## start Dataset extract

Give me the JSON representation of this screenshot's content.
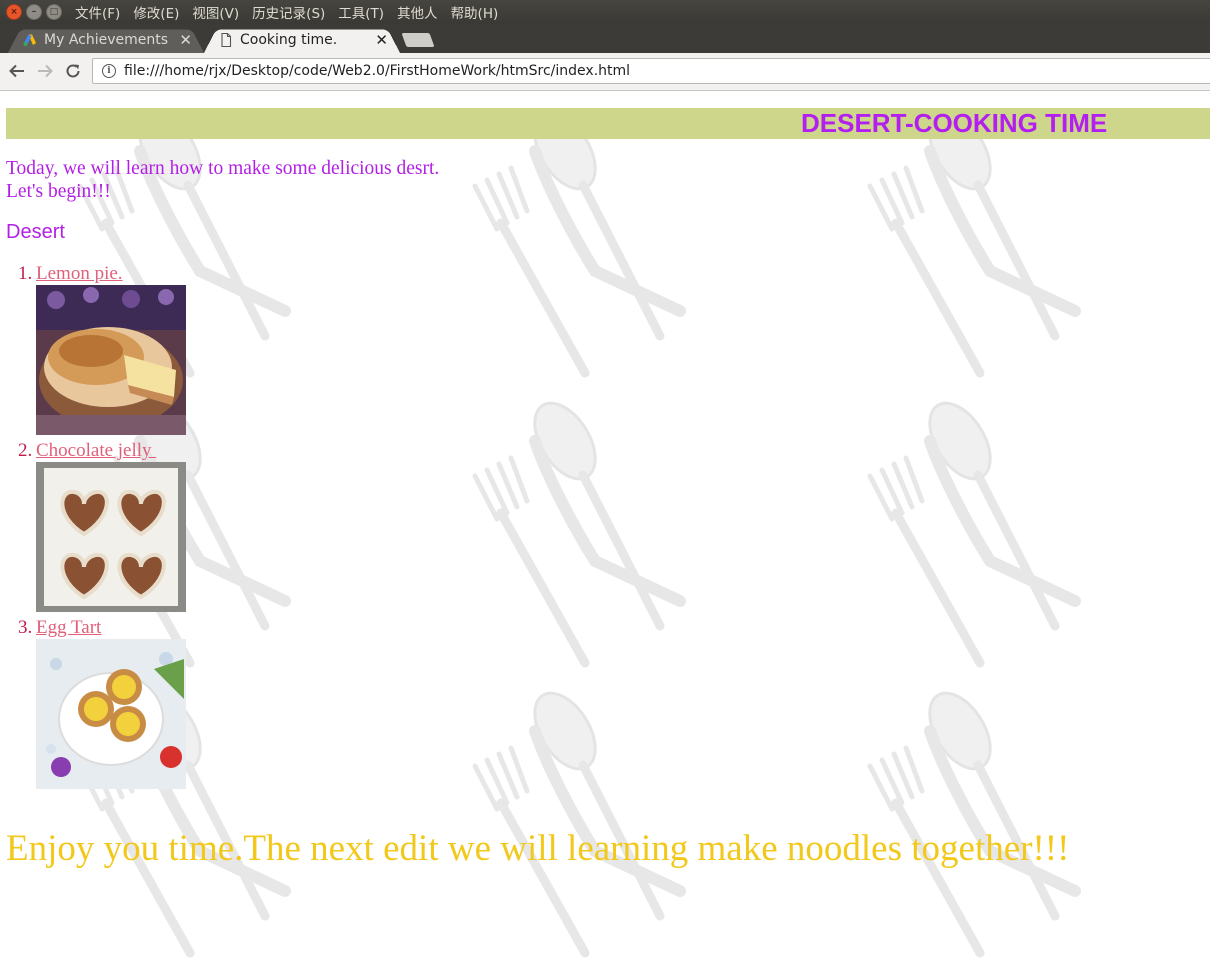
{
  "os_menubar": {
    "menus": [
      "文件(F)",
      "修改(E)",
      "视图(V)",
      "历史记录(S)",
      "工具(T)",
      "其他人",
      "帮助(H)"
    ]
  },
  "tabs": [
    {
      "title": "My Achievements",
      "favicon": "google-ads-logo-icon",
      "active": false
    },
    {
      "title": "Cooking time.",
      "favicon": "document-icon",
      "active": true
    }
  ],
  "toolbar": {
    "url": "file:///home/rjx/Desktop/code/Web2.0/FirstHomeWork/htmSrc/index.html"
  },
  "page": {
    "header_title": "DESERT-COOKING TIME",
    "intro_line1": "Today, we will learn how to make some delicious desrt.",
    "intro_line2": "Let's begin!!!",
    "section_heading": "Desert",
    "desserts": [
      {
        "number": "1.",
        "name": "Lemon pie.",
        "photo": "lemon-meringue-pie-photo"
      },
      {
        "number": "2.",
        "name": "Chocolate jelly ",
        "photo": "heart-chocolate-jelly-photo"
      },
      {
        "number": "3.",
        "name": "Egg Tart",
        "photo": "egg-tart-plate-photo"
      }
    ],
    "footer": "Enjoy you time.The next edit we will learning make noodles together!!!"
  },
  "colors": {
    "header_bar": "#cdd68a",
    "title": "#b21ff0",
    "intro": "#b31fe6",
    "link": "#e0607a",
    "list_number": "#c21d4a",
    "footer": "#f2c81b"
  }
}
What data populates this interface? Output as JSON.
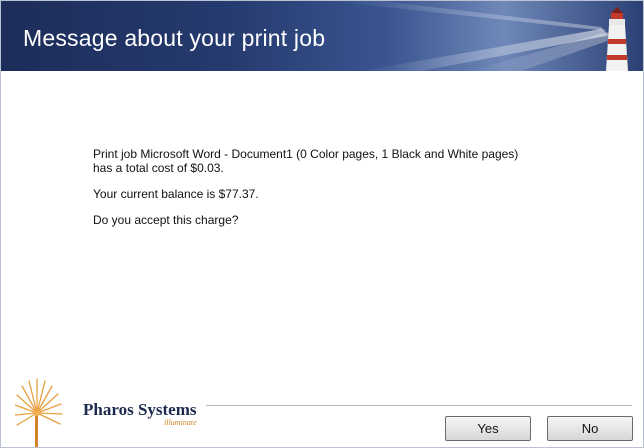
{
  "window": {
    "title": "Message about your print job"
  },
  "message": {
    "line1": "Print job Microsoft Word - Document1 (0 Color pages, 1 Black and White pages)",
    "line2": "has a total cost of $0.03.",
    "balance": "Your current balance is $77.37.",
    "question": "Do you accept this charge?"
  },
  "branding": {
    "company": "Pharos Systems",
    "product": "illuminate",
    "icon": "sunburst-logo-icon",
    "banner_icon": "lighthouse-icon"
  },
  "buttons": {
    "yes_label": "Yes",
    "no_label": "No"
  },
  "colors": {
    "banner": "#253a6e",
    "brand_text": "#1b2a4d",
    "brand_accent": "#d4832a"
  }
}
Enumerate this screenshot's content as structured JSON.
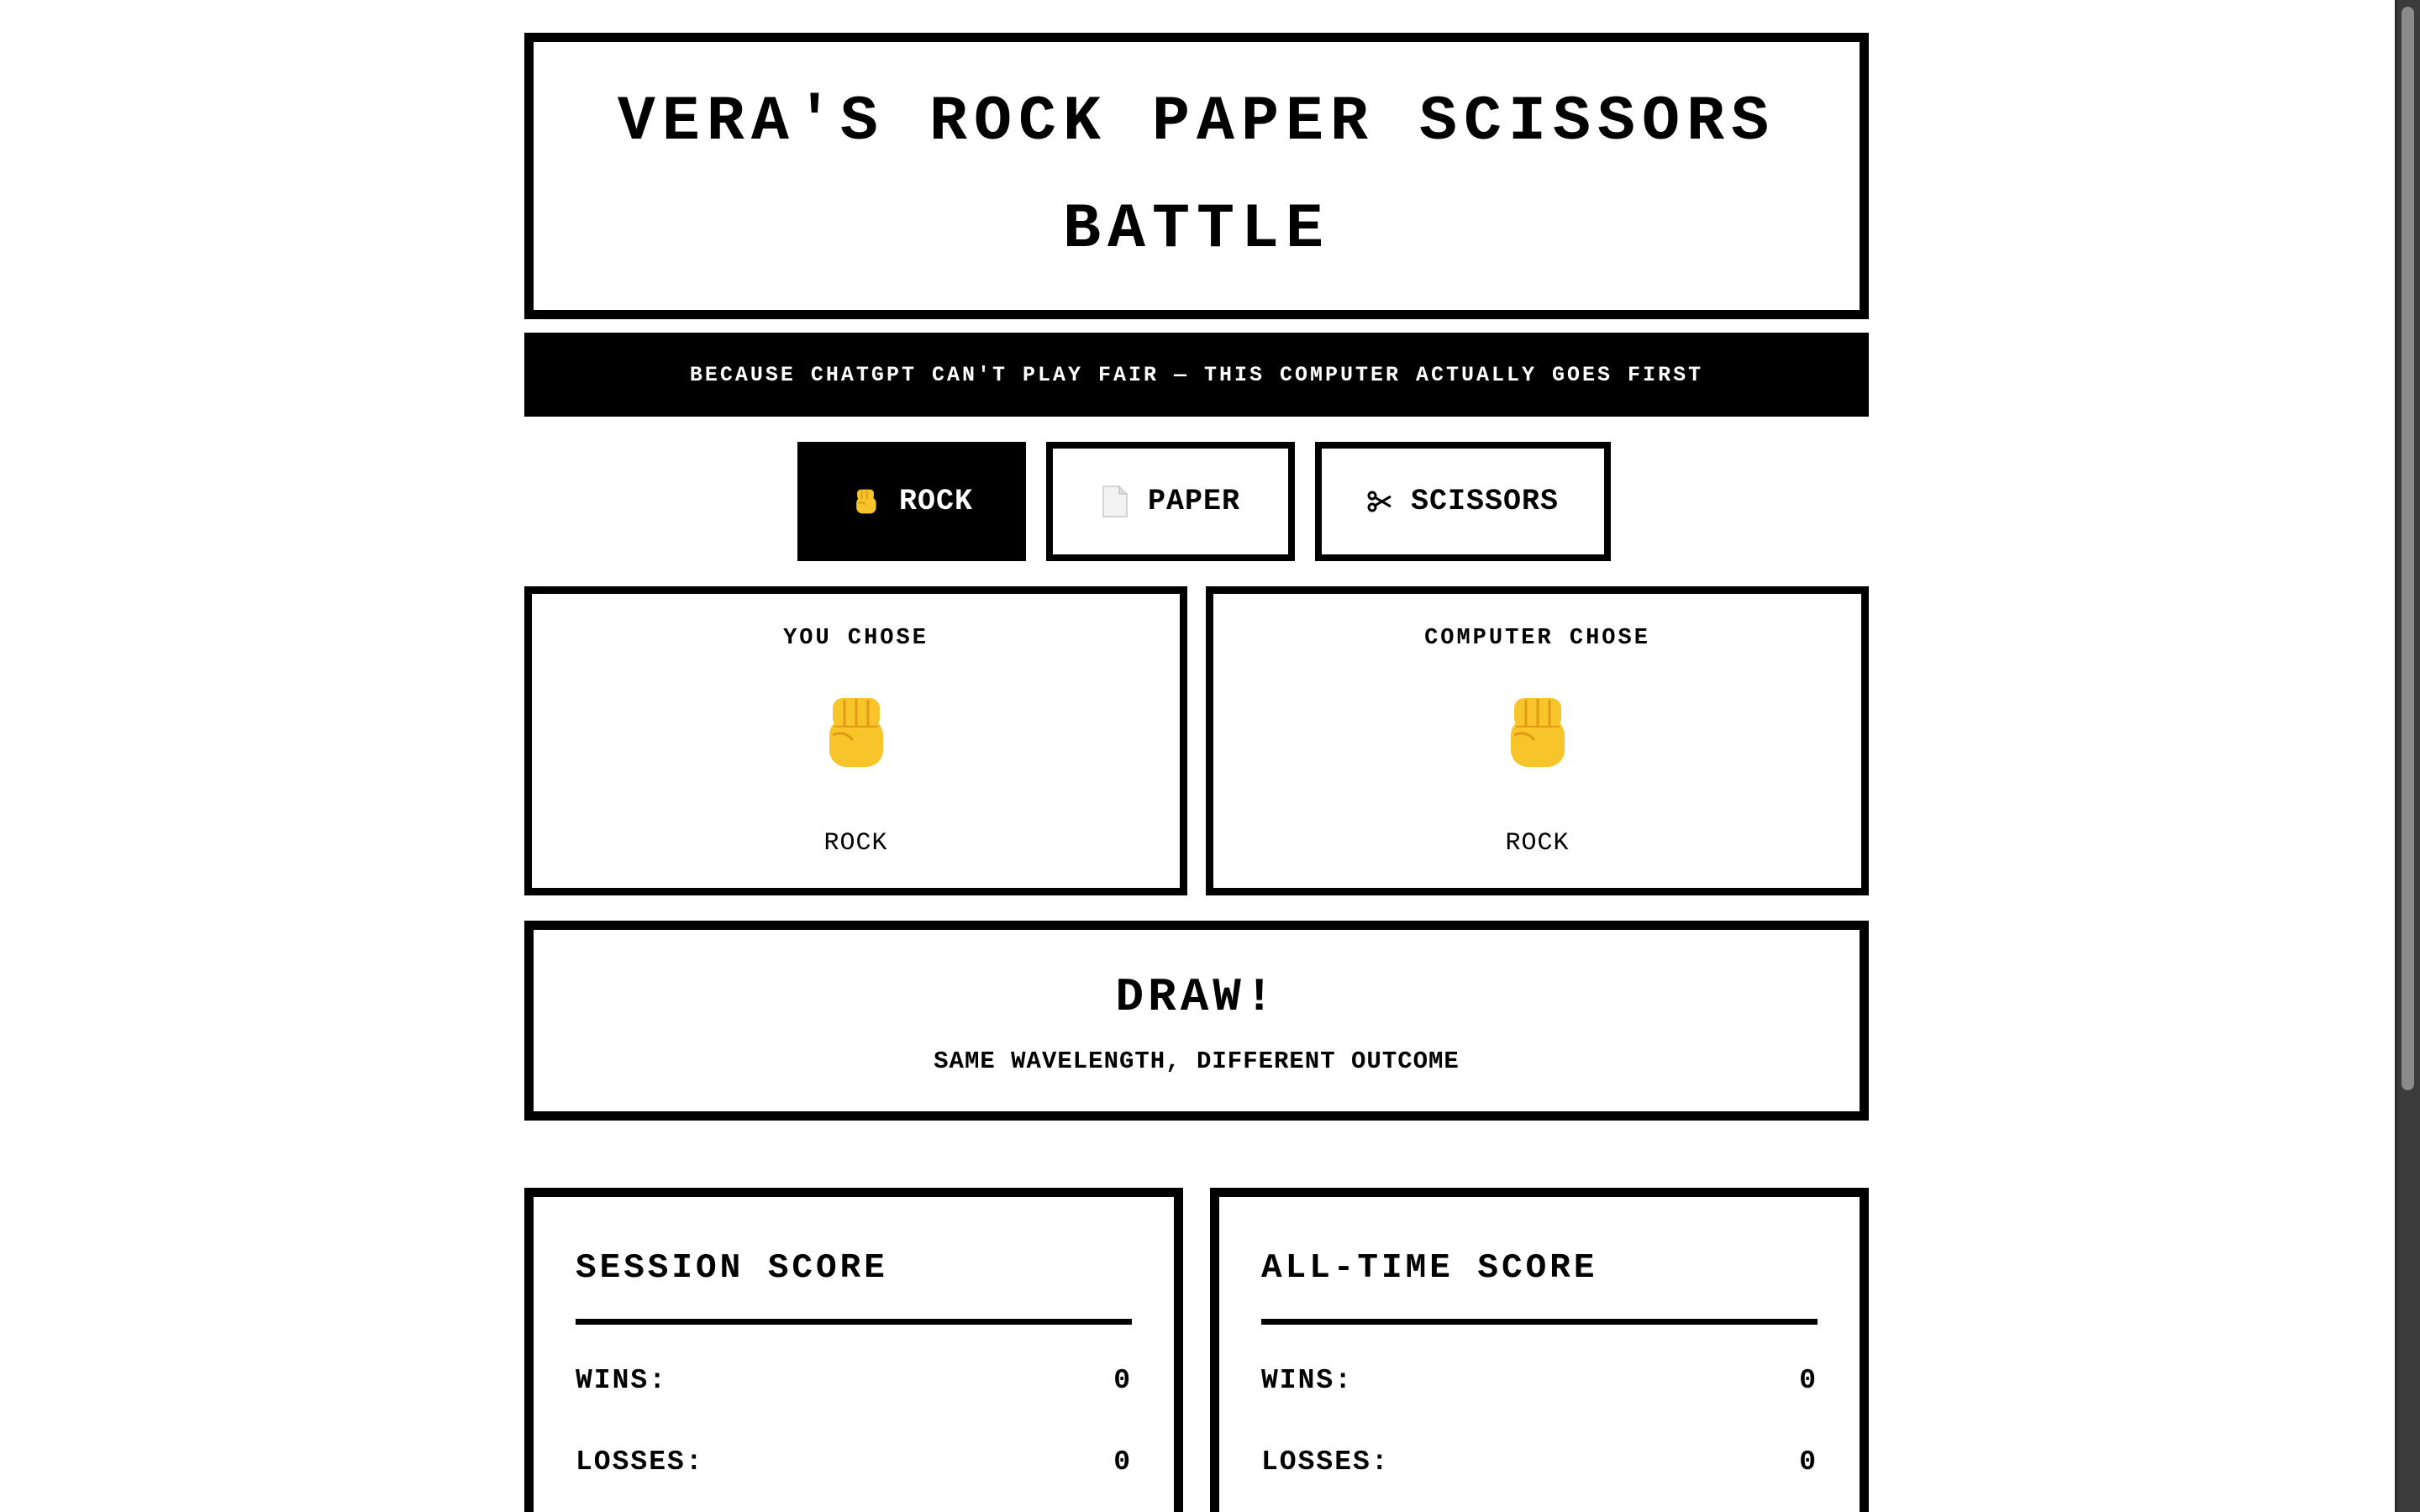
{
  "header": {
    "title_line1": "VERA'S ROCK PAPER SCISSORS",
    "title_line2": "BATTLE",
    "tagline": "BECAUSE CHATGPT CAN'T PLAY FAIR — THIS COMPUTER ACTUALLY GOES FIRST"
  },
  "choices": [
    {
      "label": "ROCK",
      "icon": "raised-fist-icon",
      "selected": true
    },
    {
      "label": "PAPER",
      "icon": "page-icon",
      "selected": false
    },
    {
      "label": "SCISSORS",
      "icon": "scissors-icon",
      "selected": false
    }
  ],
  "player": {
    "label": "YOU CHOSE",
    "choice": "ROCK",
    "icon": "raised-fist-icon"
  },
  "computer": {
    "label": "COMPUTER CHOSE",
    "choice": "ROCK",
    "icon": "raised-fist-icon"
  },
  "result": {
    "headline": "DRAW!",
    "message": "SAME WAVELENGTH, DIFFERENT OUTCOME"
  },
  "session_score": {
    "title": "SESSION SCORE",
    "wins_label": "WINS:",
    "wins": "0",
    "losses_label": "LOSSES:",
    "losses": "0"
  },
  "alltime_score": {
    "title": "ALL-TIME SCORE",
    "wins_label": "WINS:",
    "wins": "0",
    "losses_label": "LOSSES:",
    "losses": "0"
  },
  "colors": {
    "ink": "#000000",
    "paper": "#ffffff",
    "fist_fill": "#f7c52a",
    "fist_shade": "#e09a16"
  }
}
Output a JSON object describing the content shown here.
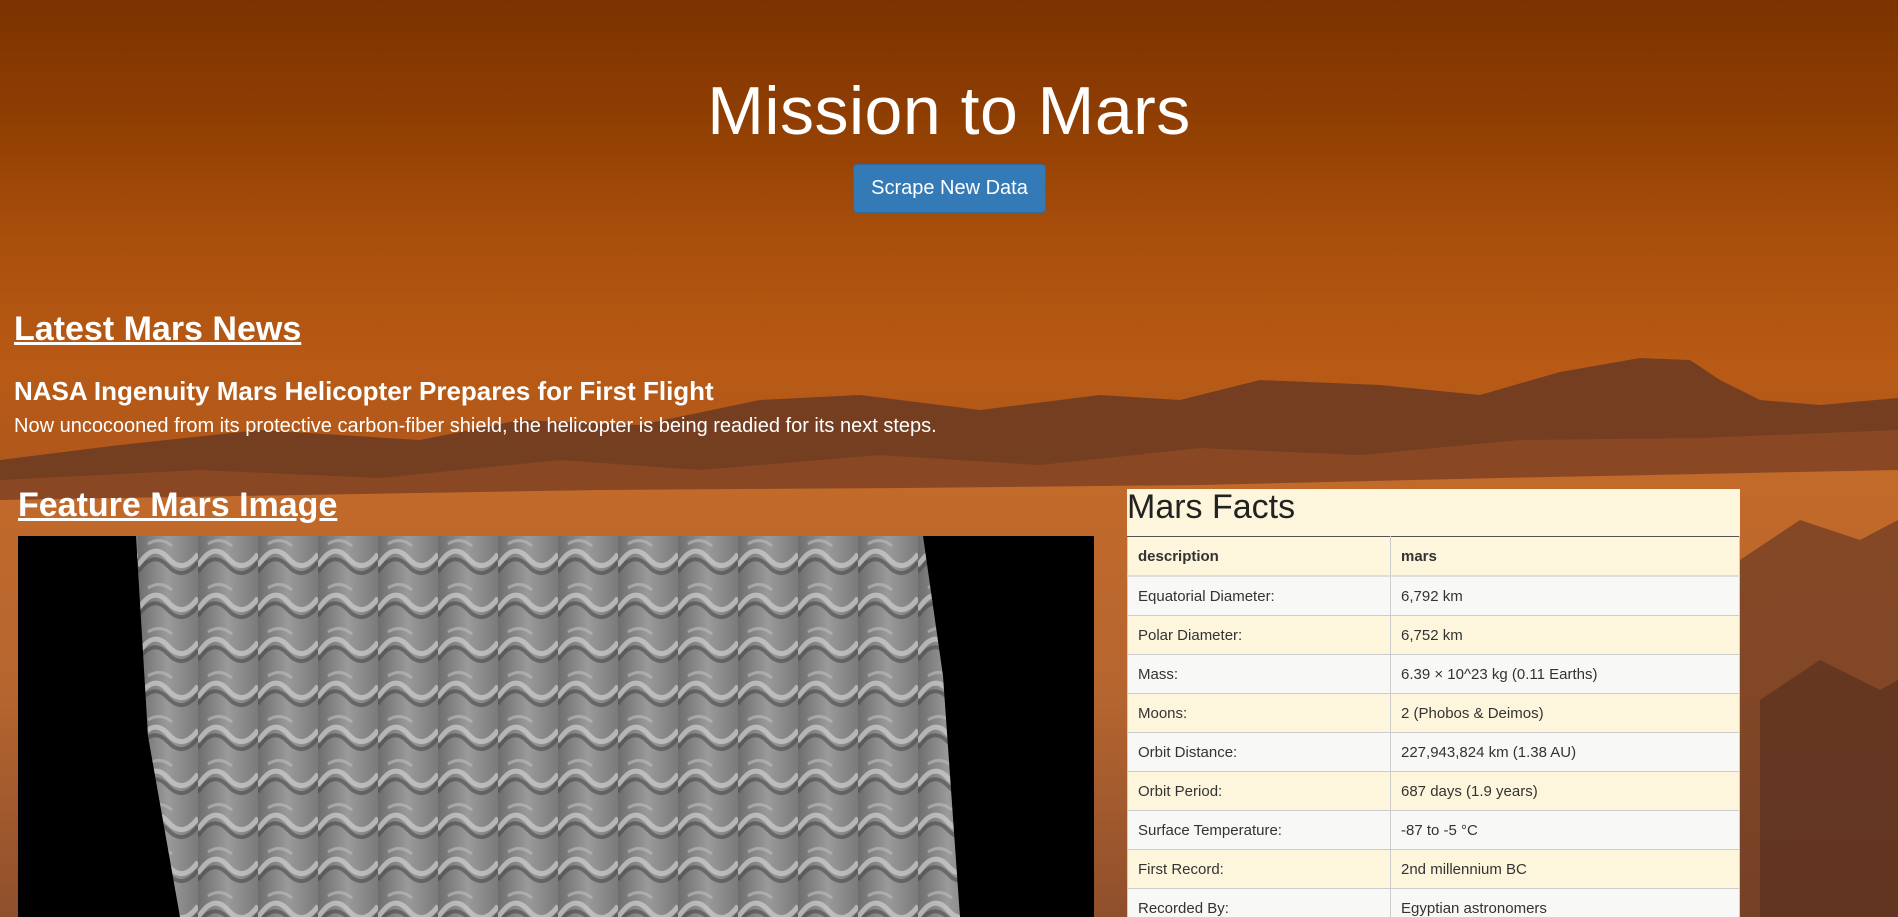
{
  "header": {
    "title": "Mission to Mars",
    "scrape_button": "Scrape New Data"
  },
  "news": {
    "heading": "Latest Mars News",
    "title": "NASA Ingenuity Mars Helicopter Prepares for First Flight",
    "teaser": "Now uncocooned from its protective carbon-fiber shield, the helicopter is being readied for its next steps."
  },
  "feature": {
    "heading": "Feature Mars Image"
  },
  "facts": {
    "heading": "Mars Facts",
    "columns": [
      "description",
      "mars"
    ],
    "rows": [
      [
        "Equatorial Diameter:",
        "6,792 km"
      ],
      [
        "Polar Diameter:",
        "6,752 km"
      ],
      [
        "Mass:",
        "6.39 × 10^23 kg (0.11 Earths)"
      ],
      [
        "Moons:",
        "2 (Phobos & Deimos)"
      ],
      [
        "Orbit Distance:",
        "227,943,824 km (1.38 AU)"
      ],
      [
        "Orbit Period:",
        "687 days (1.9 years)"
      ],
      [
        "Surface Temperature:",
        "-87 to -5 °C"
      ],
      [
        "First Record:",
        "2nd millennium BC"
      ],
      [
        "Recorded By:",
        "Egyptian astronomers"
      ]
    ]
  },
  "colors": {
    "button": "#337ab7",
    "facts_background": "#fdf6dc",
    "sky_top": "#7c3300"
  }
}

## end Dataset extract

• [Direction] Search the records above for the string "CHOSE". Copy every line that contains it.

• [Answer to the exercise]
    "label": "YOU CHOSE",
    "label": "COMPUTER CHOSE",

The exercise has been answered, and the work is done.